● BRIEF A: Quote the passage on graduate management education word for word, everything from "But for the" down to "much different story.".

No industry is perfect of course and change is constant. Amid high graduate satisfaction and employer demand there are real challenges.
But for the past couple years much of the good happening in GME is lost amid the story of shifts in supply and demand, what I’ve described as “horse race” coverage with an emphasis on who’s up and who’s down, versus the what and the why. Yes, the United States has a mobility problem that is at least in part rooted in harsh government rhetoric and visa challenges, yet US b-schools continue to seat highly qualified classes. Recent graduates’ value their degree greatly, start-ups, tech companies and consulting firms are still hiring MBAs in large numbers and starting salaries in the United States are at an all-time high. Yet media coverage focused on the business school narrative often questions value and relevance, when key indicators tell a much different story.
GME is a valuable investment and both candidates and recruiters recognize that. In a recent Graduate Management Admission Council™ (GMAC™) survey of GME grads, 79 percent stated that their experience was outstanding or excellent (the number was even higher for full-time two-year MBA graduates at 82%). And an impressive 93 percent said that they would do it again. There may be some wish fulfillment here, but these numbers are large by any measure. Hiring firms express similar sentiments. In the United States, 77 percent of employers that participated in our annual Corporate Recruiters Survey said that they planned to hire MBA talent in 2019. Also of note from the report, 62 percent of those defining themselves as start-ups planned to hire MBA graduates in 2019, up from 45 percent that made such hires in 2018, mirroring an increase in MBA hiring by the more established technology companies, like Microsoft and Amazon.
GMAC data also shows that the median MBA staring salary in the United States at $115,000 was, adjusted for inflation, the highest since the Council started collecting such data. Despite declines in application volumes over the last two years, b-schools comprising the top 50 MBA programs in the U.S. News & World Report rankings reported a median of six applications for every seat available and most report that their applicant pool was equally (67%) or more (11%) qualified compared with last year (Application Trends Survey Report 2019). All indicators of a robust product: I love you, you’re perfect.
Yet, the media and industry conferences are full off discussions about decline. Why all this angst? That’s where the “… now change” comes in.
For, while the headline indicators described above remain strong, others are more disturbing.
The first is about perception. Leading GME programs have built selectivity as a proxy for quality. We only admit one of many applications the story goes, so I must be in high demand and of quality. This scarcity effect is reinforced by the rankings that use selectivity ratios as an indicator of program quality. Once on this treadmill, it’s hard to get off and schools are concerned about drops in application volumes even if, as the data shows, there is no impact on their ability to admit a class of equivalent quality.
The second is about choice and location. Ten years ago, 68 percent of candidates preferred to study in the United States and 15 percent preferred to study in Europe. In our most recently published data, preference for the United States dropped to 53 percent while Europe rose to 28 percent. While part of this was the result of changing perspectives towards jobs and visas in the United States amongst international applicants, a bigger factor is the international recognition gained by schools around the world. In 2000, 38 of the top 50 global MBA programs rated by the Financial Times were in the United States. Last year, only 25 were—others had caught up, and students had more choices.

● MATERIAL PROVIDED:
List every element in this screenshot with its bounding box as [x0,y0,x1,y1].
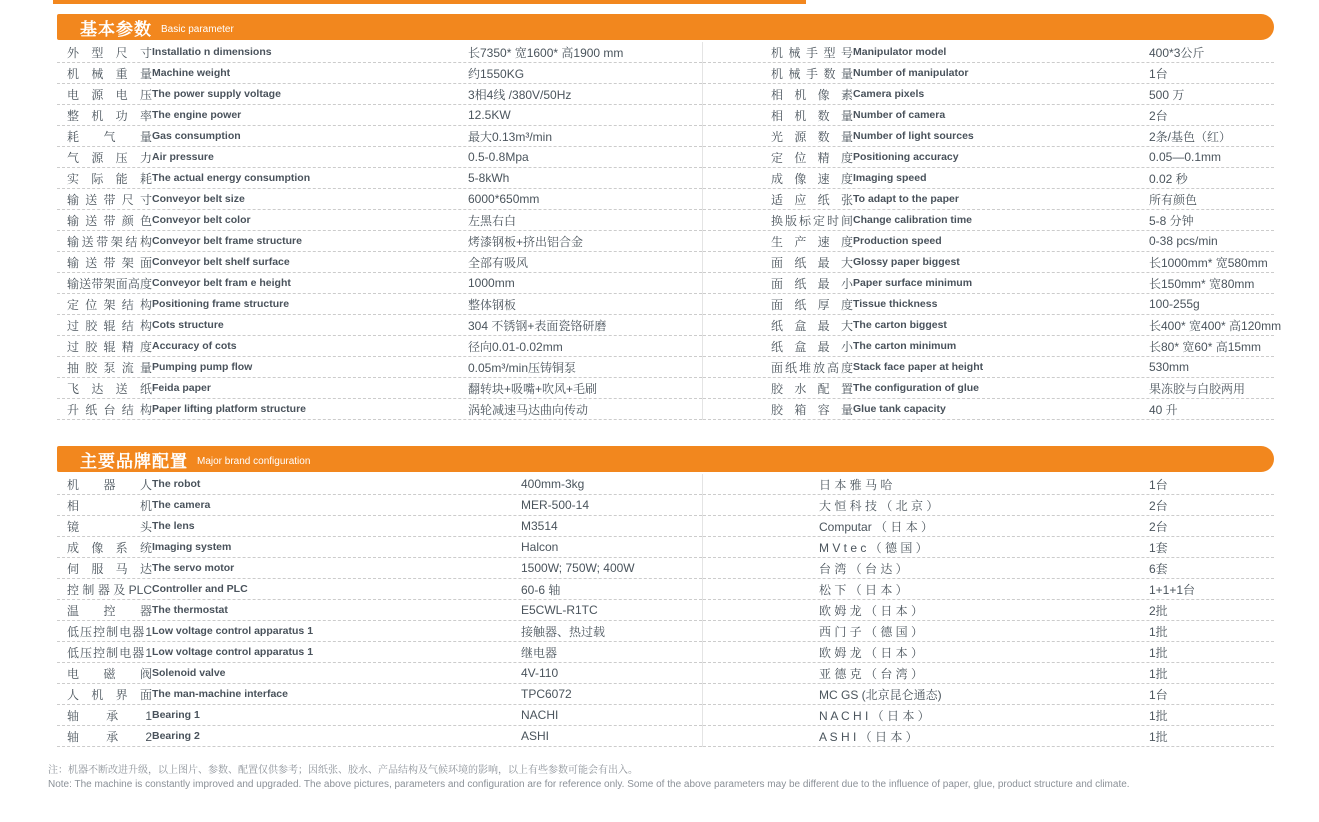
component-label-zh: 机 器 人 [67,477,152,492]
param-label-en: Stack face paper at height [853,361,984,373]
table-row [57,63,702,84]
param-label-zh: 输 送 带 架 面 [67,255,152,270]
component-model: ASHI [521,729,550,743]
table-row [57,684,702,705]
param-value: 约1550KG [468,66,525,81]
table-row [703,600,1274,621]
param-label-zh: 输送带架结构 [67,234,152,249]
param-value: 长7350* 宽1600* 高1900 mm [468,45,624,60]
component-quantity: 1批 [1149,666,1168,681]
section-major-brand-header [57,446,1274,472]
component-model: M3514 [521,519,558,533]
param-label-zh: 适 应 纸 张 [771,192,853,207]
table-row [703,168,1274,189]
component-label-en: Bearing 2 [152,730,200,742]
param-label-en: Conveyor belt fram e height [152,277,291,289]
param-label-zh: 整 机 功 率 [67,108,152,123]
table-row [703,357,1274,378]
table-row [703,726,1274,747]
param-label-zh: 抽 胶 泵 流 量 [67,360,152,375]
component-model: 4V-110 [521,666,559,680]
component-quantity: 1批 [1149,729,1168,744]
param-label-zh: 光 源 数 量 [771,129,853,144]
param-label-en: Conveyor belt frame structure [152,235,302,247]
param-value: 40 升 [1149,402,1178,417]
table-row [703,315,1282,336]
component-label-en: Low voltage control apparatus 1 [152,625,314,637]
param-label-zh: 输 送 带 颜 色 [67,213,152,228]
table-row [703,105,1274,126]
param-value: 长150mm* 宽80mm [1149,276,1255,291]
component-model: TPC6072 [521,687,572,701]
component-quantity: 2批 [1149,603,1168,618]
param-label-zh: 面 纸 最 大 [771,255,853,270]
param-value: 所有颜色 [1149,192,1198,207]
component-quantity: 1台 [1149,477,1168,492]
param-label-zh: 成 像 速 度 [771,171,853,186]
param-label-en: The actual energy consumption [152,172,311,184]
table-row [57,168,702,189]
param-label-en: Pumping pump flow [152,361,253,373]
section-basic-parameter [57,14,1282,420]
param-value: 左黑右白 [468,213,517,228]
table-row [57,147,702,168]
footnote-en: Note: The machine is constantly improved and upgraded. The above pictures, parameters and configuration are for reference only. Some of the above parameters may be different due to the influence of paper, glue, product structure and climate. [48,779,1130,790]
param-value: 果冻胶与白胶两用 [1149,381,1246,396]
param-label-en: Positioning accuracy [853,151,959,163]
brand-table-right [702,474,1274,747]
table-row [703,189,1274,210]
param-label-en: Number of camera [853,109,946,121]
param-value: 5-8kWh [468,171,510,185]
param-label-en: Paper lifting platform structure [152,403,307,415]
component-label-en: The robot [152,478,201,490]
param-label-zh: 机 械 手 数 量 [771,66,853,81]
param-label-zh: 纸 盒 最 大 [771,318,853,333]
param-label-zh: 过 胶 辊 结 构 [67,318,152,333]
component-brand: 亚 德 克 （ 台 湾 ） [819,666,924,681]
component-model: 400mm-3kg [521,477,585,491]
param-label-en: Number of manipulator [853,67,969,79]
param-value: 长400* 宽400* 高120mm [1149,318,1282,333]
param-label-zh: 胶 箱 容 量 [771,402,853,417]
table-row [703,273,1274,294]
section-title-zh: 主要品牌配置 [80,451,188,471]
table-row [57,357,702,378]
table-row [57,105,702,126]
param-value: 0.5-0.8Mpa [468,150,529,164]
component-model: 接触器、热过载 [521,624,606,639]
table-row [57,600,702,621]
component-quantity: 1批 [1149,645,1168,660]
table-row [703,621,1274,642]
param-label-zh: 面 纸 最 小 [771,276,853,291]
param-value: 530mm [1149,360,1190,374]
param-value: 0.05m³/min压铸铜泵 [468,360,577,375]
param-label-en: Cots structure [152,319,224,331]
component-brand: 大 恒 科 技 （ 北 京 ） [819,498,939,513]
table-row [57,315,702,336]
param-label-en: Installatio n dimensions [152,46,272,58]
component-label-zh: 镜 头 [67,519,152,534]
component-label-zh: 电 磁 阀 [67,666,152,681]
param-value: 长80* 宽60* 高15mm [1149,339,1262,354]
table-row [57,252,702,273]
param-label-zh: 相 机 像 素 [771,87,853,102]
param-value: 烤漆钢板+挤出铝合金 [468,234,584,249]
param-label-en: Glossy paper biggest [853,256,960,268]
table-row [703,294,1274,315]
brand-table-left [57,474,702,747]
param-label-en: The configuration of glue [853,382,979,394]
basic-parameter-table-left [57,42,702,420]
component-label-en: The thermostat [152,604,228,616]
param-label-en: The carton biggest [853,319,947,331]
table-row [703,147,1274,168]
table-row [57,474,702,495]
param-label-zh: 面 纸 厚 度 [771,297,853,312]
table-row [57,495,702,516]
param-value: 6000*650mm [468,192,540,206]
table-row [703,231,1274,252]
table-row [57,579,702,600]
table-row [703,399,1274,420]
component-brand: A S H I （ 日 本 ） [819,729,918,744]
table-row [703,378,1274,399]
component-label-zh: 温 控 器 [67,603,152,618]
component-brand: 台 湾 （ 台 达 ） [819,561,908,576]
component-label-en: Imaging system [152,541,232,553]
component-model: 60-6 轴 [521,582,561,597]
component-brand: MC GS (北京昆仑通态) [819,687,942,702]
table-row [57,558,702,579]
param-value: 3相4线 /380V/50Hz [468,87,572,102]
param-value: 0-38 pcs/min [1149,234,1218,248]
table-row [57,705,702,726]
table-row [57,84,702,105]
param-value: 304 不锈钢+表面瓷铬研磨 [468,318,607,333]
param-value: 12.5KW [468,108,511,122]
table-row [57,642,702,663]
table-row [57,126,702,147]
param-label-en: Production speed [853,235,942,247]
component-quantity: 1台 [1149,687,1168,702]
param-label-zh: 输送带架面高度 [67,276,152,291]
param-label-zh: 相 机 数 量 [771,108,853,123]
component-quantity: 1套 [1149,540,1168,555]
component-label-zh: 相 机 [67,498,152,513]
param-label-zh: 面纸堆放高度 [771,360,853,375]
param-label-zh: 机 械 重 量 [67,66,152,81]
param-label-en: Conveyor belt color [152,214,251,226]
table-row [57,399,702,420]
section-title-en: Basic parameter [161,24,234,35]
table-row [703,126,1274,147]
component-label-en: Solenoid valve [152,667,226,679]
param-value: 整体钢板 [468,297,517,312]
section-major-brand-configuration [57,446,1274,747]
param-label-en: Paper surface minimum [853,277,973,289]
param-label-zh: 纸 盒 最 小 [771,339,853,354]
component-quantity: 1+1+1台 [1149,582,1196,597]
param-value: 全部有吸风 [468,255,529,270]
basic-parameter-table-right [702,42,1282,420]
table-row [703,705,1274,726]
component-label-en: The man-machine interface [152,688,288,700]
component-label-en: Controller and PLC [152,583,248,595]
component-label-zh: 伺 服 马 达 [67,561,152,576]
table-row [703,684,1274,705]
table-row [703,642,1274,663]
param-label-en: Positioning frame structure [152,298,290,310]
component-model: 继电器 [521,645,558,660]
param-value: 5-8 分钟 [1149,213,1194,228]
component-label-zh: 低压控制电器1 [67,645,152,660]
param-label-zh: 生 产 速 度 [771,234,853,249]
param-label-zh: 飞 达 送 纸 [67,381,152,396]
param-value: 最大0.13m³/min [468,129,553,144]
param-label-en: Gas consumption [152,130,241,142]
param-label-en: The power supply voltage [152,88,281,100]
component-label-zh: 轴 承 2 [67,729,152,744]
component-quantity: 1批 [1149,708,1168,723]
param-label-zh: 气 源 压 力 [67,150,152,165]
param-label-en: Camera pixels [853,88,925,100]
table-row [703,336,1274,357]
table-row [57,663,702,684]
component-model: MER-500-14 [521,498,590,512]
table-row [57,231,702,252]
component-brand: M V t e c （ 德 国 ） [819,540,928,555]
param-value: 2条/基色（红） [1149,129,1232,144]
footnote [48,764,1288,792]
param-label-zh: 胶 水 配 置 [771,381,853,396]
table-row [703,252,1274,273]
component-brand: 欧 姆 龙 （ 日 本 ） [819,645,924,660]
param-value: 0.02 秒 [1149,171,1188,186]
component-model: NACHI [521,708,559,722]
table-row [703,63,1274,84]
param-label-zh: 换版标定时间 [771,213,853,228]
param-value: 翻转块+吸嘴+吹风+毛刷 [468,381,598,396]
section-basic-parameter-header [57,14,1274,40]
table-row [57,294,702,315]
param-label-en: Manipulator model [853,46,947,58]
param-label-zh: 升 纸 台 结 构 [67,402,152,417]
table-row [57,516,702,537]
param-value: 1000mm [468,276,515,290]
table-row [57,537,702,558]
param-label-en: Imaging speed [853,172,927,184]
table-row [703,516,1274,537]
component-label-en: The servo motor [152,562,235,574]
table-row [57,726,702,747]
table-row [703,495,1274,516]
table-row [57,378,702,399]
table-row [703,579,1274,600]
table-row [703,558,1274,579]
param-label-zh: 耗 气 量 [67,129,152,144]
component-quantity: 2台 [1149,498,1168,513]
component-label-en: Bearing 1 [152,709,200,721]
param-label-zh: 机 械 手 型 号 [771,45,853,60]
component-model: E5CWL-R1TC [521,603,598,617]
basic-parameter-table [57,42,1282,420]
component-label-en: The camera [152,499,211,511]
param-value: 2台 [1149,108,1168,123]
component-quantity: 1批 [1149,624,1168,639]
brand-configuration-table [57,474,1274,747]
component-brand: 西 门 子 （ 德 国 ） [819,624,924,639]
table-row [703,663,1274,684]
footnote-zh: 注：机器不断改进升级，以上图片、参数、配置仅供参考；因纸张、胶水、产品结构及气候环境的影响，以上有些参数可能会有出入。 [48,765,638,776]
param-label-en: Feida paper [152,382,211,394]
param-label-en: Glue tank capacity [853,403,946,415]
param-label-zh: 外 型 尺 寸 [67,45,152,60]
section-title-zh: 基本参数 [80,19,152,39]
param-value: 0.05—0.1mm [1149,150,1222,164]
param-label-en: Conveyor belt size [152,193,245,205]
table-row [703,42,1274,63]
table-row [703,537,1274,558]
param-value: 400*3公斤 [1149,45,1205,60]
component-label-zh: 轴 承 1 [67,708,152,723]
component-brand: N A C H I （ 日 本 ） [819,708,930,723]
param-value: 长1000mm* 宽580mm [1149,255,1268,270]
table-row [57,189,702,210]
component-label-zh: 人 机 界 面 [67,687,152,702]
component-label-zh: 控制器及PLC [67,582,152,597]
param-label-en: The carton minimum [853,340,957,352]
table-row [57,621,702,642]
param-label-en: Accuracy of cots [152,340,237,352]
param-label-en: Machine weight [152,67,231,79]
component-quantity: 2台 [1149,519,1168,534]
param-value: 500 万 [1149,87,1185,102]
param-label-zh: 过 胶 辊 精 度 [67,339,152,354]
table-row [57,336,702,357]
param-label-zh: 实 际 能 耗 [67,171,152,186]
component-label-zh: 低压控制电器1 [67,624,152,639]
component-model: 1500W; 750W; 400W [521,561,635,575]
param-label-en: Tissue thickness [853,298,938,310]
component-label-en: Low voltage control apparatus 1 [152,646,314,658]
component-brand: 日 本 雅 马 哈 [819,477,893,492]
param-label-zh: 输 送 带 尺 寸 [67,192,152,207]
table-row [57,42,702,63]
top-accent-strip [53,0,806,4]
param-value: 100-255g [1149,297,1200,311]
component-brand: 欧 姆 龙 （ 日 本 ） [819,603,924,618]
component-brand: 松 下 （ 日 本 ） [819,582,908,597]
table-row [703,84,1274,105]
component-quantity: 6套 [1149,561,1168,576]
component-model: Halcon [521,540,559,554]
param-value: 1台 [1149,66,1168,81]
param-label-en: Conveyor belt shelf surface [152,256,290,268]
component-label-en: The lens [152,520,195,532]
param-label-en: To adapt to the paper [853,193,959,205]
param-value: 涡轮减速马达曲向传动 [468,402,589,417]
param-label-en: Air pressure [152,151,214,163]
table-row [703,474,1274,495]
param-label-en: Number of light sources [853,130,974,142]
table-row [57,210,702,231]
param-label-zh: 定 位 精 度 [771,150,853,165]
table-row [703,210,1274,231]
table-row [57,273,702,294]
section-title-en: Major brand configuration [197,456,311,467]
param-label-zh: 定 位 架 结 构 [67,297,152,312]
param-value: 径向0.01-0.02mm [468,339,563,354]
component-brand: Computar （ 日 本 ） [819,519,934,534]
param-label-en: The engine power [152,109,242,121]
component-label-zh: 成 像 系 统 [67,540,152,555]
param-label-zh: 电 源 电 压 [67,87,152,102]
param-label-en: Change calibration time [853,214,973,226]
---
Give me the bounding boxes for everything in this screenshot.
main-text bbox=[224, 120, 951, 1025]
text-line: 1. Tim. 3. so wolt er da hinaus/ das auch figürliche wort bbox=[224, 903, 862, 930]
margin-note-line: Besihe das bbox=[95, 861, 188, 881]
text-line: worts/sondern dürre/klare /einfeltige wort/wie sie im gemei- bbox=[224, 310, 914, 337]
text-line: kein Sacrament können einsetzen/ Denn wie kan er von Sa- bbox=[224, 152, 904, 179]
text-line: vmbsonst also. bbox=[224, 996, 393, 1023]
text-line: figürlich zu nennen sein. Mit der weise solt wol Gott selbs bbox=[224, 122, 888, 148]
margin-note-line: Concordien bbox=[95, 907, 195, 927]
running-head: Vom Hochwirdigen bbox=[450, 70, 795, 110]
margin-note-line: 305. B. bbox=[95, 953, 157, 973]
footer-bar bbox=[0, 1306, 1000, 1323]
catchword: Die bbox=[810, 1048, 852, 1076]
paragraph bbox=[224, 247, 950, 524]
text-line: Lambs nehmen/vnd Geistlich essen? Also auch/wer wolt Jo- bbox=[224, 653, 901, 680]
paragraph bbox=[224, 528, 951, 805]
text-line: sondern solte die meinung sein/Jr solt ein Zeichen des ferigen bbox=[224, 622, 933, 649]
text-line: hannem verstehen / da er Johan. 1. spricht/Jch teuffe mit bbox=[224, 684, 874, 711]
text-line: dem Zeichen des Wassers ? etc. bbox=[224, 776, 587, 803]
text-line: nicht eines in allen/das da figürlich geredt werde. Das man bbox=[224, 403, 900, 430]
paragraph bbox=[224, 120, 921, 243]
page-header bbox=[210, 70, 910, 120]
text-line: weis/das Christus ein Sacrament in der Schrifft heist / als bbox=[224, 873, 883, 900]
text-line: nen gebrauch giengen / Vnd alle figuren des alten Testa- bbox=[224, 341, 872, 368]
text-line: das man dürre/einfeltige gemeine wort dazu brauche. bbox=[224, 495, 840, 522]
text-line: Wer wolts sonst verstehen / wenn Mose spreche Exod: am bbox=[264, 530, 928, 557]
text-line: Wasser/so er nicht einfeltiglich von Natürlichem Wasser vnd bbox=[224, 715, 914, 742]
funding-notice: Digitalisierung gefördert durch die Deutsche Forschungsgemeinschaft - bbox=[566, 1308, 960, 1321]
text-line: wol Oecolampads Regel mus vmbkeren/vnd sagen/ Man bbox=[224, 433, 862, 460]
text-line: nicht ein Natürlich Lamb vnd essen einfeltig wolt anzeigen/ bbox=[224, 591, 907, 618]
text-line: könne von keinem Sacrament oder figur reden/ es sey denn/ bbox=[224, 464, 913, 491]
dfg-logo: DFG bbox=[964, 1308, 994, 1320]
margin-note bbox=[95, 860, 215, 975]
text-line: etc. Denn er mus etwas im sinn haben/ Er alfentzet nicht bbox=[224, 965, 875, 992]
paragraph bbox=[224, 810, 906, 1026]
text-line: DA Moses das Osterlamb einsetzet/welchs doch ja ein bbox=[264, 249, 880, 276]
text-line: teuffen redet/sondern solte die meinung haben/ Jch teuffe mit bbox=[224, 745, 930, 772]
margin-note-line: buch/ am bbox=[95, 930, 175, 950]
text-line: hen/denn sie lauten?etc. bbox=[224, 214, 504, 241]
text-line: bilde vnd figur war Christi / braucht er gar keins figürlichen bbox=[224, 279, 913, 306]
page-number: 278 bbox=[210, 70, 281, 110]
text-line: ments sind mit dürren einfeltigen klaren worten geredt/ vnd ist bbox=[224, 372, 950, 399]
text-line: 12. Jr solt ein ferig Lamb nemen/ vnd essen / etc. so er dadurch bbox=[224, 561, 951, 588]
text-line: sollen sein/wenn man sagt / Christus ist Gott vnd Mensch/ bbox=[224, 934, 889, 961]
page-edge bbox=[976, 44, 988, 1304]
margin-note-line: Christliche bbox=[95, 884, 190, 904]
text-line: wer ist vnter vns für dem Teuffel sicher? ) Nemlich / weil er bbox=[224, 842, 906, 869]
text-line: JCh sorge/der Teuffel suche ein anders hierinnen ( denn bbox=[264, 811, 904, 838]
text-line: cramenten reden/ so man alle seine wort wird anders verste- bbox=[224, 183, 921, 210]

● BRIEF B: In the records, print everything from the line containing "component-label-zh: 机 器 人 [67,477,152,492]" down to the line containing "component-model: 4V-110 [521,666,559,680]", both included, keeping each line identical.

● COMPLETE ANSWER A:
But for the past couple years much of the good happening in GME is lost amid the story of shifts in supply and demand, what I’ve described as “horse race” coverage with an emphasis on who’s up and who’s down, versus the what and the why. Yes, the United States has a mobility problem that is at least in part rooted in harsh government rhetoric and visa challenges, yet US b-schools continue to seat highly qualified classes. Recent graduates’ value their degree greatly, start-ups, tech companies and consulting firms are still hiring MBAs in large numbers and starting salaries in the United States are at an all-time high. Yet media coverage focused on the business school narrative often questions value and relevance, when key indicators tell a much different story.

● COMPLETE ANSWER B:
component-label-zh: 机 器 人 [67,477,152,492]
param-label-en: Stack face paper at height [853,361,984,373]
table-row [57,63,702,84]
param-label-zh: 输 送 带 架 面 [67,255,152,270]
component-model: ASHI [521,729,550,743]
table-row [57,684,702,705]
param-value: 约1550KG [468,66,525,81]
table-row [703,600,1274,621]
param-label-zh: 输送带架结构 [67,234,152,249]
param-value: 长7350* 宽1600* 高1900 mm [468,45,624,60]
component-quantity: 1批 [1149,666,1168,681]
section-major-brand-header [57,446,1274,472]
component-model: M3514 [521,519,558,533]
param-label-zh: 适 应 纸 张 [771,192,853,207]
table-row [703,168,1274,189]
component-label-en: Bearing 2 [152,730,200,742]
param-label-en: Conveyor belt fram e height [152,277,291,289]
param-label-zh: 整 机 功 率 [67,108,152,123]
table-row [703,357,1274,378]
table-row [703,726,1274,747]
param-label-zh: 抽 胶 泵 流 量 [67,360,152,375]
component-model: 4V-110 [521,666,559,680]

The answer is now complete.